__EXTRACTED DATA__.
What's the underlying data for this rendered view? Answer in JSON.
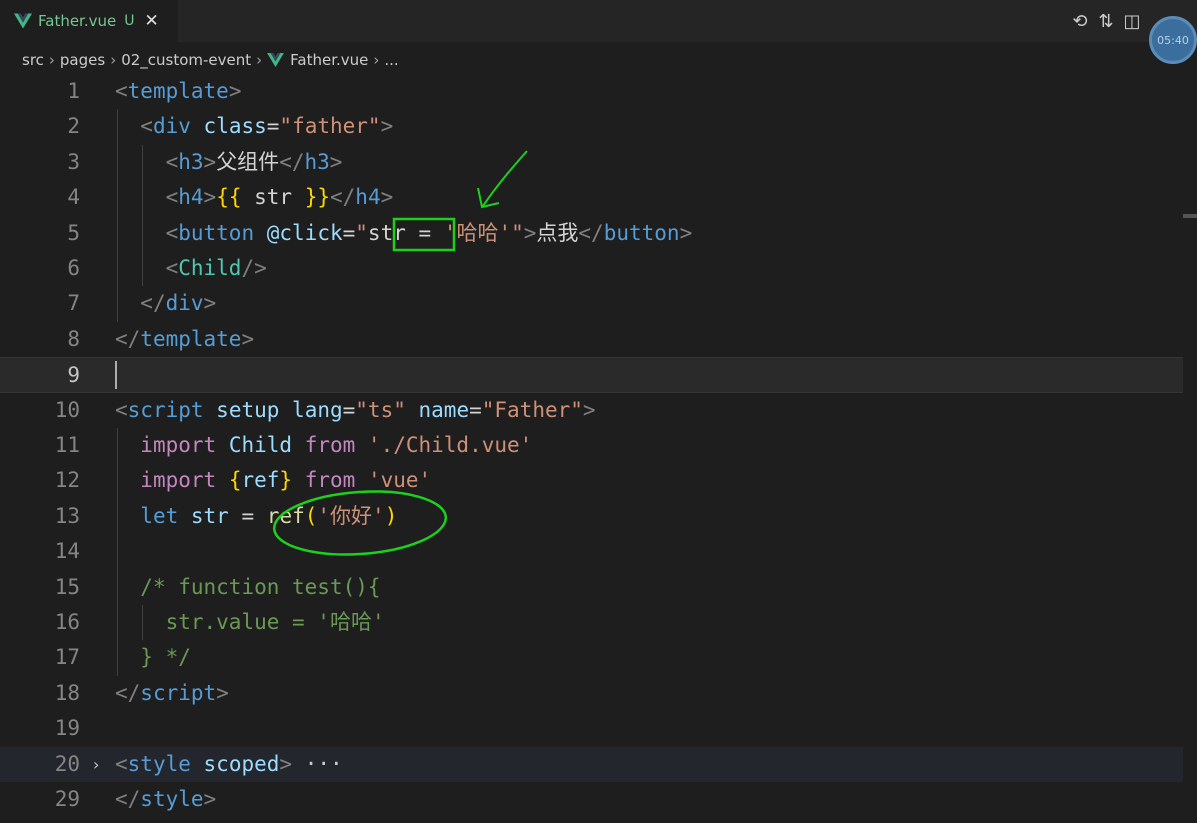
{
  "tab": {
    "filename": "Father.vue",
    "status": "U",
    "close_icon": "close-icon",
    "logo_icon": "vue-logo-icon"
  },
  "actions": {
    "history_icon": "timeline-icon",
    "compare_icon": "compare-changes-icon",
    "split_icon": "split-editor-icon"
  },
  "timer": {
    "time": "05:40"
  },
  "breadcrumb": {
    "items": [
      "src",
      "pages",
      "02_custom-event",
      "Father.vue",
      "..."
    ]
  },
  "editor": {
    "cursor_line": "9",
    "lines": [
      {
        "num": "1",
        "tokens": [
          [
            "<",
            "br"
          ],
          [
            "template",
            "tag"
          ],
          [
            ">",
            "br"
          ]
        ]
      },
      {
        "num": "2",
        "tokens": [
          [
            "  ",
            ""
          ],
          [
            "<",
            "br"
          ],
          [
            "div",
            "tag"
          ],
          [
            " ",
            ""
          ],
          [
            "class",
            "attr"
          ],
          [
            "=",
            "txt"
          ],
          [
            "\"father\"",
            "str"
          ],
          [
            ">",
            "br"
          ]
        ]
      },
      {
        "num": "3",
        "tokens": [
          [
            "    ",
            ""
          ],
          [
            "<",
            "br"
          ],
          [
            "h3",
            "tag"
          ],
          [
            ">",
            "br"
          ],
          [
            "父组件",
            "txt"
          ],
          [
            "</",
            "br"
          ],
          [
            "h3",
            "tag"
          ],
          [
            ">",
            "br"
          ]
        ]
      },
      {
        "num": "4",
        "tokens": [
          [
            "    ",
            ""
          ],
          [
            "<",
            "br"
          ],
          [
            "h4",
            "tag"
          ],
          [
            ">",
            "br"
          ],
          [
            "{{",
            "mus"
          ],
          [
            " str ",
            "txt"
          ],
          [
            "}}",
            "mus"
          ],
          [
            "</",
            "br"
          ],
          [
            "h4",
            "tag"
          ],
          [
            ">",
            "br"
          ]
        ]
      },
      {
        "num": "5",
        "tokens": [
          [
            "    ",
            ""
          ],
          [
            "<",
            "br"
          ],
          [
            "button",
            "tag"
          ],
          [
            " ",
            ""
          ],
          [
            "@click",
            "attr"
          ],
          [
            "=",
            "txt"
          ],
          [
            "\"",
            "str"
          ],
          [
            "str",
            "txt"
          ],
          [
            " = ",
            "txt"
          ],
          [
            "'哈哈'",
            "str"
          ],
          [
            "\"",
            "str"
          ],
          [
            ">",
            "br"
          ],
          [
            "点我",
            "txt"
          ],
          [
            "</",
            "br"
          ],
          [
            "button",
            "tag"
          ],
          [
            ">",
            "br"
          ]
        ]
      },
      {
        "num": "6",
        "tokens": [
          [
            "    ",
            ""
          ],
          [
            "<",
            "br"
          ],
          [
            "Child",
            "cls"
          ],
          [
            "/>",
            "br"
          ]
        ]
      },
      {
        "num": "7",
        "tokens": [
          [
            "  ",
            ""
          ],
          [
            "</",
            "br"
          ],
          [
            "div",
            "tag"
          ],
          [
            ">",
            "br"
          ]
        ]
      },
      {
        "num": "8",
        "tokens": [
          [
            "</",
            "br"
          ],
          [
            "template",
            "tag"
          ],
          [
            ">",
            "br"
          ]
        ]
      },
      {
        "num": "9",
        "tokens": []
      },
      {
        "num": "10",
        "tokens": [
          [
            "<",
            "br"
          ],
          [
            "script",
            "tag"
          ],
          [
            " ",
            ""
          ],
          [
            "setup",
            "attr"
          ],
          [
            " ",
            ""
          ],
          [
            "lang",
            "attr"
          ],
          [
            "=",
            "txt"
          ],
          [
            "\"ts\"",
            "str"
          ],
          [
            " ",
            ""
          ],
          [
            "name",
            "attr"
          ],
          [
            "=",
            "txt"
          ],
          [
            "\"Father\"",
            "str"
          ],
          [
            ">",
            "br"
          ]
        ]
      },
      {
        "num": "11",
        "tokens": [
          [
            "  ",
            ""
          ],
          [
            "import",
            "kw"
          ],
          [
            " ",
            ""
          ],
          [
            "Child",
            "ident"
          ],
          [
            " ",
            ""
          ],
          [
            "from",
            "kw"
          ],
          [
            " ",
            ""
          ],
          [
            "'./Child.vue'",
            "str"
          ]
        ]
      },
      {
        "num": "12",
        "tokens": [
          [
            "  ",
            ""
          ],
          [
            "import",
            "kw"
          ],
          [
            " ",
            ""
          ],
          [
            "{",
            "mus"
          ],
          [
            "ref",
            "ident"
          ],
          [
            "}",
            "mus"
          ],
          [
            " ",
            ""
          ],
          [
            "from",
            "kw"
          ],
          [
            " ",
            ""
          ],
          [
            "'vue'",
            "str"
          ]
        ]
      },
      {
        "num": "13",
        "tokens": [
          [
            "  ",
            ""
          ],
          [
            "let",
            "tag"
          ],
          [
            " ",
            ""
          ],
          [
            "str",
            "ident"
          ],
          [
            " ",
            ""
          ],
          [
            "=",
            "txt"
          ],
          [
            " ",
            ""
          ],
          [
            "ref",
            "fn"
          ],
          [
            "(",
            "mus"
          ],
          [
            "'你好'",
            "str"
          ],
          [
            ")",
            "mus"
          ]
        ]
      },
      {
        "num": "14",
        "tokens": []
      },
      {
        "num": "15",
        "tokens": [
          [
            "  ",
            ""
          ],
          [
            "/* function test(){",
            "com"
          ]
        ]
      },
      {
        "num": "16",
        "tokens": [
          [
            "    ",
            ""
          ],
          [
            "str.value = '哈哈'",
            "com"
          ]
        ]
      },
      {
        "num": "17",
        "tokens": [
          [
            "  ",
            ""
          ],
          [
            "} */",
            "com"
          ]
        ]
      },
      {
        "num": "18",
        "tokens": [
          [
            "</",
            "br"
          ],
          [
            "script",
            "tag"
          ],
          [
            ">",
            "br"
          ]
        ]
      },
      {
        "num": "19",
        "tokens": []
      },
      {
        "num": "20",
        "tokens": [
          [
            "<",
            "br"
          ],
          [
            "style",
            "tag"
          ],
          [
            " ",
            ""
          ],
          [
            "scoped",
            "attr"
          ],
          [
            ">",
            "br"
          ],
          [
            " ",
            ""
          ],
          [
            "···",
            "dots"
          ]
        ],
        "folded": true
      },
      {
        "num": "29",
        "tokens": [
          [
            "</",
            "br"
          ],
          [
            "style",
            "tag"
          ],
          [
            ">",
            "br"
          ]
        ]
      }
    ]
  },
  "colors": {
    "background": "#1e1e1e",
    "annotation_green": "#1ed01e",
    "vue_green": "#41b883",
    "modified_green": "#73c991"
  }
}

__AIM OF THE EXERCISE__. Gather each line holding the string "editor".

__WRITTEN SOLUTION__.
    "split_icon": "split-editor-icon"
  "editor": {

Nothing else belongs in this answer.